● To be done
Restate every line of the material, word for word.

%%

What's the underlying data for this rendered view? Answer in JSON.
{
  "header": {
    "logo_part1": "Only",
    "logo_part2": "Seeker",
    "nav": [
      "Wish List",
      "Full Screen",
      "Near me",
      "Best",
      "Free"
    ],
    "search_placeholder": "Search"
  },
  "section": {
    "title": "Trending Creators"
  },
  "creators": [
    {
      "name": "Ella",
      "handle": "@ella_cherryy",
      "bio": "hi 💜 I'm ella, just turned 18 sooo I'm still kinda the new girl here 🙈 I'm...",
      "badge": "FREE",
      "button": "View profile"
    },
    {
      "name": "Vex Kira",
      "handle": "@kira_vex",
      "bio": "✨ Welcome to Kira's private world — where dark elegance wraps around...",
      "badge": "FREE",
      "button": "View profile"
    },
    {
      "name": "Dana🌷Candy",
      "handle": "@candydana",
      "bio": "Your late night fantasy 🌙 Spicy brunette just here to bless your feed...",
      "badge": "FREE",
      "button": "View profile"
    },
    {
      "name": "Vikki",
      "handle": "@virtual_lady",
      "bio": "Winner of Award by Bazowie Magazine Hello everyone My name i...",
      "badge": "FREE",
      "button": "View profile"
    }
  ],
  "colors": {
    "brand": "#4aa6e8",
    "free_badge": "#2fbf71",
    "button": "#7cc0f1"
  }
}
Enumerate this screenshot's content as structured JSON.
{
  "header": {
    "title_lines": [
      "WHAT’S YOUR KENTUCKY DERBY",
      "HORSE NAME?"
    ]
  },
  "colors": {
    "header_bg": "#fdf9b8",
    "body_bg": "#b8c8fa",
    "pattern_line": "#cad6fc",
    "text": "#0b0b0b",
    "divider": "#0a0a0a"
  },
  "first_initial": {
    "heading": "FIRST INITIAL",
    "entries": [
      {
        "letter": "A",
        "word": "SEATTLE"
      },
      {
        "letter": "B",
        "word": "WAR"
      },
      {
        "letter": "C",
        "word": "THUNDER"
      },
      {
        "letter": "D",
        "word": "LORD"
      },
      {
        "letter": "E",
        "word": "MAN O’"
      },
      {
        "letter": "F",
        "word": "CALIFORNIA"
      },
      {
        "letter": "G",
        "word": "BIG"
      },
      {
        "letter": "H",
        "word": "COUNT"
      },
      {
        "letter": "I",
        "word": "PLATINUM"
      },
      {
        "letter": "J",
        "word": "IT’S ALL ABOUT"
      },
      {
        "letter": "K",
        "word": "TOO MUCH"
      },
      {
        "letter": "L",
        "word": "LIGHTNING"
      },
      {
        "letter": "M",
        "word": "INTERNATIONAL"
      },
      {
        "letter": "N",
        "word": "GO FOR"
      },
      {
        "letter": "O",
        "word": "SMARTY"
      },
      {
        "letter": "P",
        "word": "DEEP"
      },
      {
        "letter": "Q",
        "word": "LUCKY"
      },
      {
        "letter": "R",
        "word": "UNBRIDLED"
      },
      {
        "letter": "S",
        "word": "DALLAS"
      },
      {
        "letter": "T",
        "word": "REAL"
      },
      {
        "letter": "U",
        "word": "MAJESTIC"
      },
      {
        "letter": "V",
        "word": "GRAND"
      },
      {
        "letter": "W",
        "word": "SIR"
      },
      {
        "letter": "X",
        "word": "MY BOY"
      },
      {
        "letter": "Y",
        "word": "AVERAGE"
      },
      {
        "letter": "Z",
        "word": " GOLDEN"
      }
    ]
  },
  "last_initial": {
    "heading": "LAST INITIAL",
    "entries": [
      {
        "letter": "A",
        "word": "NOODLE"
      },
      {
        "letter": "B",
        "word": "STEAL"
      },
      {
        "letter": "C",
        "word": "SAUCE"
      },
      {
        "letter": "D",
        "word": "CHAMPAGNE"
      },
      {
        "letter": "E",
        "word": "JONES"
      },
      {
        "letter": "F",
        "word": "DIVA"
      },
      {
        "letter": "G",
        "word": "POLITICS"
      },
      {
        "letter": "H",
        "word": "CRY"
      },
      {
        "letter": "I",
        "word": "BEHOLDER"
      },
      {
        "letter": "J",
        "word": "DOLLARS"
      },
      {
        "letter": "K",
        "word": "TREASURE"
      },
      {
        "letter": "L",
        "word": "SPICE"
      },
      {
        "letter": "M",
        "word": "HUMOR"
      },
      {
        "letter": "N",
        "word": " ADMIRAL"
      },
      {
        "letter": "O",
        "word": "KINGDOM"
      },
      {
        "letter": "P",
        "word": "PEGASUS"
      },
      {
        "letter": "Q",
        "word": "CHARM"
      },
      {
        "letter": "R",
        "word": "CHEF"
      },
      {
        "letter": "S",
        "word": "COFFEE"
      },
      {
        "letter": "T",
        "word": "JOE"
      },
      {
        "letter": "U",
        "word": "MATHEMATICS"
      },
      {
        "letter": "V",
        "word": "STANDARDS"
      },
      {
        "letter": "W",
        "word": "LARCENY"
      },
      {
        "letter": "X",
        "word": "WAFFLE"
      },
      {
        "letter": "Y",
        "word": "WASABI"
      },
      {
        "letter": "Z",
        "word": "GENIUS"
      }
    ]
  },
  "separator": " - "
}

%%

● Result of this exercise
What's the underlying data for this rendered view? Answer in JSON.
{
  "header": {
    "logo_part1": "Only",
    "logo_part2": "Seeker",
    "nav": [
      "Wish List",
      "Full Screen",
      "Near me",
      "Best",
      "Free"
    ],
    "search_placeholder": "Search"
  },
  "section": {
    "title": "Trending Creators"
  },
  "creators": [
    {
      "name": "Ella",
      "handle": "@ella_cherryy",
      "bio": "hi 💜 I'm ella, just turned 18 sooo I'm still kinda the new girl here 🙈 I'm...",
      "badge": "FREE",
      "button": "View profile"
    },
    {
      "name": "Vex Kira",
      "handle": "@kira_vex",
      "bio": "✨ Welcome to Kira's private world — where dark elegance wraps around...",
      "badge": "FREE",
      "button": "View profile"
    },
    {
      "name": "Dana🌷Candy",
      "handle": "@candydana",
      "bio": "Your late night fantasy 🌙 Spicy brunette just here to bless your feed...",
      "badge": "FREE",
      "button": "View profile"
    },
    {
      "name": "Vikki",
      "handle": "@virtual_lady",
      "bio": "Winner of Award by Bazowie Magazine Hello everyone My name i...",
      "badge": "FREE",
      "button": "View profile"
    }
  ],
  "colors": {
    "brand": "#4aa6e8",
    "free_badge": "#2fbf71",
    "button": "#7cc0f1"
  }
}
Enumerate this screenshot's content as structured JSON.
{
  "header": {
    "title_lines": [
      "WHAT’S YOUR KENTUCKY DERBY",
      "HORSE NAME?"
    ]
  },
  "colors": {
    "header_bg": "#fdf9b8",
    "body_bg": "#b8c8fa",
    "pattern_line": "#cad6fc",
    "text": "#0b0b0b",
    "divider": "#0a0a0a"
  },
  "first_initial": {
    "heading": "FIRST INITIAL",
    "entries": [
      {
        "letter": "A",
        "word": "SEATTLE"
      },
      {
        "letter": "B",
        "word": "WAR"
      },
      {
        "letter": "C",
        "word": "THUNDER"
      },
      {
        "letter": "D",
        "word": "LORD"
      },
      {
        "letter": "E",
        "word": "MAN O’"
      },
      {
        "letter": "F",
        "word": "CALIFORNIA"
      },
      {
        "letter": "G",
        "word": "BIG"
      },
      {
        "letter": "H",
        "word": "COUNT"
      },
      {
        "letter": "I",
        "word": "PLATINUM"
      },
      {
        "letter": "J",
        "word": "IT’S ALL ABOUT"
      },
      {
        "letter": "K",
        "word": "TOO MUCH"
      },
      {
        "letter": "L",
        "word": "LIGHTNING"
      },
      {
        "letter": "M",
        "word": "INTERNATIONAL"
      },
      {
        "letter": "N",
        "word": "GO FOR"
      },
      {
        "letter": "O",
        "word": "SMARTY"
      },
      {
        "letter": "P",
        "word": "DEEP"
      },
      {
        "letter": "Q",
        "word": "LUCKY"
      },
      {
        "letter": "R",
        "word": "UNBRIDLED"
      },
      {
        "letter": "S",
        "word": "DALLAS"
      },
      {
        "letter": "T",
        "word": "REAL"
      },
      {
        "letter": "U",
        "word": "MAJESTIC"
      },
      {
        "letter": "V",
        "word": "GRAND"
      },
      {
        "letter": "W",
        "word": "SIR"
      },
      {
        "letter": "X",
        "word": "MY BOY"
      },
      {
        "letter": "Y",
        "word": "AVERAGE"
      },
      {
        "letter": "Z",
        "word": " GOLDEN"
      }
    ]
  },
  "last_initial": {
    "heading": "LAST INITIAL",
    "entries": [
      {
        "letter": "A",
        "word": "NOODLE"
      },
      {
        "letter": "B",
        "word": "STEAL"
      },
      {
        "letter": "C",
        "word": "SAUCE"
      },
      {
        "letter": "D",
        "word": "CHAMPAGNE"
      },
      {
        "letter": "E",
        "word": "JONES"
      },
      {
        "letter": "F",
        "word": "DIVA"
      },
      {
        "letter": "G",
        "word": "POLITICS"
      },
      {
        "letter": "H",
        "word": "CRY"
      },
      {
        "letter": "I",
        "word": "BEHOLDER"
      },
      {
        "letter": "J",
        "word": "DOLLARS"
      },
      {
        "letter": "K",
        "word": "TREASURE"
      },
      {
        "letter": "L",
        "word": "SPICE"
      },
      {
        "letter": "M",
        "word": "HUMOR"
      },
      {
        "letter": "N",
        "word": " ADMIRAL"
      },
      {
        "letter": "O",
        "word": "KINGDOM"
      },
      {
        "letter": "P",
        "word": "PEGASUS"
      },
      {
        "letter": "Q",
        "word": "CHARM"
      },
      {
        "letter": "R",
        "word": "CHEF"
      },
      {
        "letter": "S",
        "word": "COFFEE"
      },
      {
        "letter": "T",
        "word": "JOE"
      },
      {
        "letter": "U",
        "word": "MATHEMATICS"
      },
      {
        "letter": "V",
        "word": "STANDARDS"
      },
      {
        "letter": "W",
        "word": "LARCENY"
      },
      {
        "letter": "X",
        "word": "WAFFLE"
      },
      {
        "letter": "Y",
        "word": "WASABI"
      },
      {
        "letter": "Z",
        "word": "GENIUS"
      }
    ]
  },
  "separator": " - "
}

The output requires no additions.